**INPUT DATA**
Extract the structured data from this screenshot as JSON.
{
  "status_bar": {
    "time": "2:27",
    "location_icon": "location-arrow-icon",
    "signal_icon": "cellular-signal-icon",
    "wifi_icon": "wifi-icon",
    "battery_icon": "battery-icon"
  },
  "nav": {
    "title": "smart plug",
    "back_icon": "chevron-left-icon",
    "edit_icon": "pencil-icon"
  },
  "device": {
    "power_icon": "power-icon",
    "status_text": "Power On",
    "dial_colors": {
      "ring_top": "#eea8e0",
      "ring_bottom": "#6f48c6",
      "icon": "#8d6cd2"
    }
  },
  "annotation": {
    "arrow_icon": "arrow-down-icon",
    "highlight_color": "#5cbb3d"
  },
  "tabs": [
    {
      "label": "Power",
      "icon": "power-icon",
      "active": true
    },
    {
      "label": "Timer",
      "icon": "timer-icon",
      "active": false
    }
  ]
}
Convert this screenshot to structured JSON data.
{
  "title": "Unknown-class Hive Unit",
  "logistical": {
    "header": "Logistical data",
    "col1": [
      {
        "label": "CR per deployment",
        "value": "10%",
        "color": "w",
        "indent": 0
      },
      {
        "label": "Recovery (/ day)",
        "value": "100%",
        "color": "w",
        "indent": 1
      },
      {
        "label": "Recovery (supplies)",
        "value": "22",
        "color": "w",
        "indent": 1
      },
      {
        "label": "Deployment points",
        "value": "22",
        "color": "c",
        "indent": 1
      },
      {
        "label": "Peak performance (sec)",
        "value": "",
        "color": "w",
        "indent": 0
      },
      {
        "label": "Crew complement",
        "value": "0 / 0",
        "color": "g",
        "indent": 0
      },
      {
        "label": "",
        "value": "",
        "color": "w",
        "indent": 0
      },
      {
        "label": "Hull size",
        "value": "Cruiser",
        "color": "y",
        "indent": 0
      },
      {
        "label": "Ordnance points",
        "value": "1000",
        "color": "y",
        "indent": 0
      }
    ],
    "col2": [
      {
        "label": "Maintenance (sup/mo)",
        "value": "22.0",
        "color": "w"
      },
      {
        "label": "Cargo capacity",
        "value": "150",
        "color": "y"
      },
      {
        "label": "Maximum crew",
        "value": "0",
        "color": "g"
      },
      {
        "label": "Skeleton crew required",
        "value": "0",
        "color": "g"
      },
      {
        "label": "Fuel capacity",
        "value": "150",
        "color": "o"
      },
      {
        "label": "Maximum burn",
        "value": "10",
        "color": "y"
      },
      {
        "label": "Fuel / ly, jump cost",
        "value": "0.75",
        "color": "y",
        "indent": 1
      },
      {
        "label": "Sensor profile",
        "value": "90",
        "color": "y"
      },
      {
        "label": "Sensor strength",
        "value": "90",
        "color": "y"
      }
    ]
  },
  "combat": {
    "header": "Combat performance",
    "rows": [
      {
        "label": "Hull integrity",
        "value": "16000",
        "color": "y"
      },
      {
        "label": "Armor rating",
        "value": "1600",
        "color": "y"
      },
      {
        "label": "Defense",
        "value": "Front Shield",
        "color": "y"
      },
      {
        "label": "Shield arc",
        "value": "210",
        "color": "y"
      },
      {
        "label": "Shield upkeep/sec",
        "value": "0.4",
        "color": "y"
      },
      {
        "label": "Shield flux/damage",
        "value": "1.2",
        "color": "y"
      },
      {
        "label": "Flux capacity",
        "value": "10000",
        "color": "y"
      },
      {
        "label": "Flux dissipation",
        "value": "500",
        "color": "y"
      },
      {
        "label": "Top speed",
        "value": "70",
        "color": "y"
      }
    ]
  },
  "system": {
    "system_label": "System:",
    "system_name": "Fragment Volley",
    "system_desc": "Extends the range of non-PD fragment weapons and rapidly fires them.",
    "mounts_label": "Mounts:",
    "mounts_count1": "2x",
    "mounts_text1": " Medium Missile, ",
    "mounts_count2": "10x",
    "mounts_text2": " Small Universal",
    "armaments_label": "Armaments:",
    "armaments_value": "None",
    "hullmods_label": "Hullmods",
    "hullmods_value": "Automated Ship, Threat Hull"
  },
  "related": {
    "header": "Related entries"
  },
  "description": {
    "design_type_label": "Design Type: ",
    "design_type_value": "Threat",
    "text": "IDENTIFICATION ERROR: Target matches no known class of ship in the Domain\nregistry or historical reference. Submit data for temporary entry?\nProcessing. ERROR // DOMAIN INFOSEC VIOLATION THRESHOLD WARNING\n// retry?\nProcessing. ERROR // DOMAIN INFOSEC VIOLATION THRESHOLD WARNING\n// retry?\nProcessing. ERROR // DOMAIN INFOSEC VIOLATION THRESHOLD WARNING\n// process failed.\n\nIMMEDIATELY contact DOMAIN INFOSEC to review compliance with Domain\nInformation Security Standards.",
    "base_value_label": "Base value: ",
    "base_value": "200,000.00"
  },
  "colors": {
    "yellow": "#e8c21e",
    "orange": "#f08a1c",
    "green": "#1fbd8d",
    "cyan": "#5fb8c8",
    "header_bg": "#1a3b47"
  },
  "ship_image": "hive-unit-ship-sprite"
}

**EXERCISE DETAILS**
From the listing, copy each line containing the word "Recovery".

**OUTPUT FOR THIS TASK**
        "label": "Recovery (/ day)",
        "label": "Recovery (supplies)",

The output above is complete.